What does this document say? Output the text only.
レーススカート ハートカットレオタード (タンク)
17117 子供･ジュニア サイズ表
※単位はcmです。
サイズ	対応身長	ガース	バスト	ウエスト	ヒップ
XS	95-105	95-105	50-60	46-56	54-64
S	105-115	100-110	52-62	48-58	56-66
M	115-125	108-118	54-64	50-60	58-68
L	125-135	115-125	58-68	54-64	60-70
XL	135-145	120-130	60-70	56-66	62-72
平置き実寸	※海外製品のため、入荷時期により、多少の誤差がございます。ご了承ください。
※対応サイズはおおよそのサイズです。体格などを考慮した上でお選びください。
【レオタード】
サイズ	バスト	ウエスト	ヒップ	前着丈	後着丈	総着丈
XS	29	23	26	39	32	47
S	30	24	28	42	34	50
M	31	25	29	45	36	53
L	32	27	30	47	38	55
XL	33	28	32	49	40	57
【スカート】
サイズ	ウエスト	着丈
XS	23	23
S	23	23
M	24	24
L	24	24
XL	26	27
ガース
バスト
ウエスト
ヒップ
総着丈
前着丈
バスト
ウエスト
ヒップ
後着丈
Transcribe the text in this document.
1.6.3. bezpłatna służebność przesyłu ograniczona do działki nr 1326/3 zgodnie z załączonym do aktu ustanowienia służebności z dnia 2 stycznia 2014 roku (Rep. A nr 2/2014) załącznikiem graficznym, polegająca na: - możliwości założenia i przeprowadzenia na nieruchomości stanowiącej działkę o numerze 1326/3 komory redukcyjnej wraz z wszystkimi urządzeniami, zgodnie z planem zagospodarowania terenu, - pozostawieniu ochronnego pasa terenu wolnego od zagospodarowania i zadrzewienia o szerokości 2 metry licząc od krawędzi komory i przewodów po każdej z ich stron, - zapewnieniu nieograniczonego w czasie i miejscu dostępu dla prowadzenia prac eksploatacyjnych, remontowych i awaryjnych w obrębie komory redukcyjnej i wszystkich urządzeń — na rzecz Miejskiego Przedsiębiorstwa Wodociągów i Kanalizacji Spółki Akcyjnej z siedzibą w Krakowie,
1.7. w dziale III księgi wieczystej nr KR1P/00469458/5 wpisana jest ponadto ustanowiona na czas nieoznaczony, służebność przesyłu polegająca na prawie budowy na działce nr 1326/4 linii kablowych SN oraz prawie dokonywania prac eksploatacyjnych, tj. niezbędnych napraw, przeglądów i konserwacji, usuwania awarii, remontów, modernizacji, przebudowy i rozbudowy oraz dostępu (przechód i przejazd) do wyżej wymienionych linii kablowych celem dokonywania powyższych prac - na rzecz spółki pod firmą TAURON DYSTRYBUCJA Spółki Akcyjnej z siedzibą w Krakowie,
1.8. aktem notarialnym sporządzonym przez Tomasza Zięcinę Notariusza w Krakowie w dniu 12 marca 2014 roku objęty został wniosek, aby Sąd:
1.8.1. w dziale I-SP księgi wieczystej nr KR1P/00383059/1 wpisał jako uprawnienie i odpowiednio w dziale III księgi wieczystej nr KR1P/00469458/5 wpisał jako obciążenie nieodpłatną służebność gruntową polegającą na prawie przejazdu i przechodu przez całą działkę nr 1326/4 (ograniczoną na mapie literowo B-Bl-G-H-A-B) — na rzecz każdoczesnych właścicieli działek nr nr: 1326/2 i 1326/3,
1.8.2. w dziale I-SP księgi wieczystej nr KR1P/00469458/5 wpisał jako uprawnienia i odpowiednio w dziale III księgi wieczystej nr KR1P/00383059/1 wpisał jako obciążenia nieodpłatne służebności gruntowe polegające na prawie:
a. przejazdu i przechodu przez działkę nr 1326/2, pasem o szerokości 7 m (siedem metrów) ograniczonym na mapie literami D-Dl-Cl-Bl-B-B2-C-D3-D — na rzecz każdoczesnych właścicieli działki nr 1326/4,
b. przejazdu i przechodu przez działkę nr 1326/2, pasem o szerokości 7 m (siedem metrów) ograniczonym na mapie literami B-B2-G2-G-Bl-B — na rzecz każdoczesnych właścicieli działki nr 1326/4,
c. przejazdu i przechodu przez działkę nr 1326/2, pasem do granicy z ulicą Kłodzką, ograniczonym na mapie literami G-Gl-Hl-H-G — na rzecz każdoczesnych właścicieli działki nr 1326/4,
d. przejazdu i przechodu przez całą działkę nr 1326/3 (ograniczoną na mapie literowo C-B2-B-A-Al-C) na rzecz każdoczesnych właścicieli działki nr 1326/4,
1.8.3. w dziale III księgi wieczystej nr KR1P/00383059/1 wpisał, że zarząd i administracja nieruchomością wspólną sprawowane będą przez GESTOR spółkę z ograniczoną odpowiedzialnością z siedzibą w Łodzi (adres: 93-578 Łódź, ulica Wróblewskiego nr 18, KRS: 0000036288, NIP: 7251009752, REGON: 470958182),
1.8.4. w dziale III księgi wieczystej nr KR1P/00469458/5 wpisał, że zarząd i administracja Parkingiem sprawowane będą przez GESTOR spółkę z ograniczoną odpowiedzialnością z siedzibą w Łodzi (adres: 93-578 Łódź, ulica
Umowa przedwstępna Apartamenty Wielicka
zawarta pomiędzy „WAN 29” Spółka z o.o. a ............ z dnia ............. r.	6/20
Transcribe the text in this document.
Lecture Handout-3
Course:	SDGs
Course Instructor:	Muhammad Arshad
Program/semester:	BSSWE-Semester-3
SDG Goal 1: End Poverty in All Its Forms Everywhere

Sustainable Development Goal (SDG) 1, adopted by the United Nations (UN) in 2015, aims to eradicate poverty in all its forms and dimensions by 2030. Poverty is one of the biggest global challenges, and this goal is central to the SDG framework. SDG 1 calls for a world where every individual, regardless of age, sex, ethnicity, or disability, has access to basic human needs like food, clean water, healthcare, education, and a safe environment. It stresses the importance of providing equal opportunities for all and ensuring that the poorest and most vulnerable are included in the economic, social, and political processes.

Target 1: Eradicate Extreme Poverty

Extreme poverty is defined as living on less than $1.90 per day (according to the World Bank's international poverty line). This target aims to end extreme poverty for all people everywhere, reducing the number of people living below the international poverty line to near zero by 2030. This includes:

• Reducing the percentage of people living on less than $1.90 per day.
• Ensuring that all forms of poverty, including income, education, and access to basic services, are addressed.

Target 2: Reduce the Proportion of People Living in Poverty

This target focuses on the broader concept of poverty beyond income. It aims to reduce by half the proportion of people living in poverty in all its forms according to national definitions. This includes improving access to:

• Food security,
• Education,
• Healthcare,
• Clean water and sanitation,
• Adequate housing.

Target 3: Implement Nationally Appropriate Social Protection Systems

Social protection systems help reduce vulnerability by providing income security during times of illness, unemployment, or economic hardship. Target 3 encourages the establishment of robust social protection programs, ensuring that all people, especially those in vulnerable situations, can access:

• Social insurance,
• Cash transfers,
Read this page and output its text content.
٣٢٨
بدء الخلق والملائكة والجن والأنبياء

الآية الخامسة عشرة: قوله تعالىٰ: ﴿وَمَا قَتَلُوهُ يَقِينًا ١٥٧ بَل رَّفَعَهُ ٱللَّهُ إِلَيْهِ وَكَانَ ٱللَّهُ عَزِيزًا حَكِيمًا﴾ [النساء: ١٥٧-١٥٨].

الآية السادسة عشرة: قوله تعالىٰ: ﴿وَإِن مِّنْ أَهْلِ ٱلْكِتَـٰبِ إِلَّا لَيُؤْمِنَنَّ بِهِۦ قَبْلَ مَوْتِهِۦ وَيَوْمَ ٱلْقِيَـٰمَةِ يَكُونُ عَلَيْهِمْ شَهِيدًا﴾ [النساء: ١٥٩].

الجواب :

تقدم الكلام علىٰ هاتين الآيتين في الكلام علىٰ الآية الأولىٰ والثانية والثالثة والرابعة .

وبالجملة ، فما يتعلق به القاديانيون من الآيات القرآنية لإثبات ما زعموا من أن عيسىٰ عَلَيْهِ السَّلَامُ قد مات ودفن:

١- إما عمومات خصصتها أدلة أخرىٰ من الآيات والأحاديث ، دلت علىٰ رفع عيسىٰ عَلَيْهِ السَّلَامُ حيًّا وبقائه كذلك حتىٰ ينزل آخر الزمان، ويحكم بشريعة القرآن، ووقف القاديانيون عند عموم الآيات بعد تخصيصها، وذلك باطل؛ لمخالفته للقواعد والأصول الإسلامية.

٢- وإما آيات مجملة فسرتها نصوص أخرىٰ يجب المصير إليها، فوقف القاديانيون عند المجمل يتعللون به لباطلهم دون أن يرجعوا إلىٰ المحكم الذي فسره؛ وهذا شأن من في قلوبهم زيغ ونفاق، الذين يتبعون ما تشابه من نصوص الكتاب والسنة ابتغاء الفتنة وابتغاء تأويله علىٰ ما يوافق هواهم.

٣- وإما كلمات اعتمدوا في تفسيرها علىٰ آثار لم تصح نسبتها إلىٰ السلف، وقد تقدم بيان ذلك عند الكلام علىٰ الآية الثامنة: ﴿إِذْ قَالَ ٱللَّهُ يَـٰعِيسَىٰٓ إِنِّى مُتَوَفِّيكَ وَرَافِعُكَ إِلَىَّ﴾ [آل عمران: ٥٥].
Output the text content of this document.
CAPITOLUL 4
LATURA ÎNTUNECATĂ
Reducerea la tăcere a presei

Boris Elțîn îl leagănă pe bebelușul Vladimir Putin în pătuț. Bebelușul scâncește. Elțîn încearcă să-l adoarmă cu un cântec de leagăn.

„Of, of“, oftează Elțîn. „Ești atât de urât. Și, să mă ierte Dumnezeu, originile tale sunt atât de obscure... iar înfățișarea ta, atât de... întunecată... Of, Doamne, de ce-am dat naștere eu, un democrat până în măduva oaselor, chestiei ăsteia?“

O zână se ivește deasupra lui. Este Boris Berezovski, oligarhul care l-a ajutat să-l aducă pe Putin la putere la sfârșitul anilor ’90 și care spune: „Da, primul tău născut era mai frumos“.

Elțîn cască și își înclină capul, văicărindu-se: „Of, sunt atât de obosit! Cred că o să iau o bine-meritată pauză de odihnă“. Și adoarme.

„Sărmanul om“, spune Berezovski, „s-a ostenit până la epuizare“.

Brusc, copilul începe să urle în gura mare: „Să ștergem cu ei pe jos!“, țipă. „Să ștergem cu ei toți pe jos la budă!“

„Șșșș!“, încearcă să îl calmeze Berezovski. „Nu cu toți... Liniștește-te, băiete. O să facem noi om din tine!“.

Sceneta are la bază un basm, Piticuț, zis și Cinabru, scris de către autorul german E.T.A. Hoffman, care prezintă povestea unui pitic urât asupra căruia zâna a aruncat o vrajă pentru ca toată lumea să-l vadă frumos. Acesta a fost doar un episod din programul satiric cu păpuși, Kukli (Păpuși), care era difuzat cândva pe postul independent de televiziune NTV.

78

= = = = =

Find every line holding the word "atât"; give their count and nothing else.

2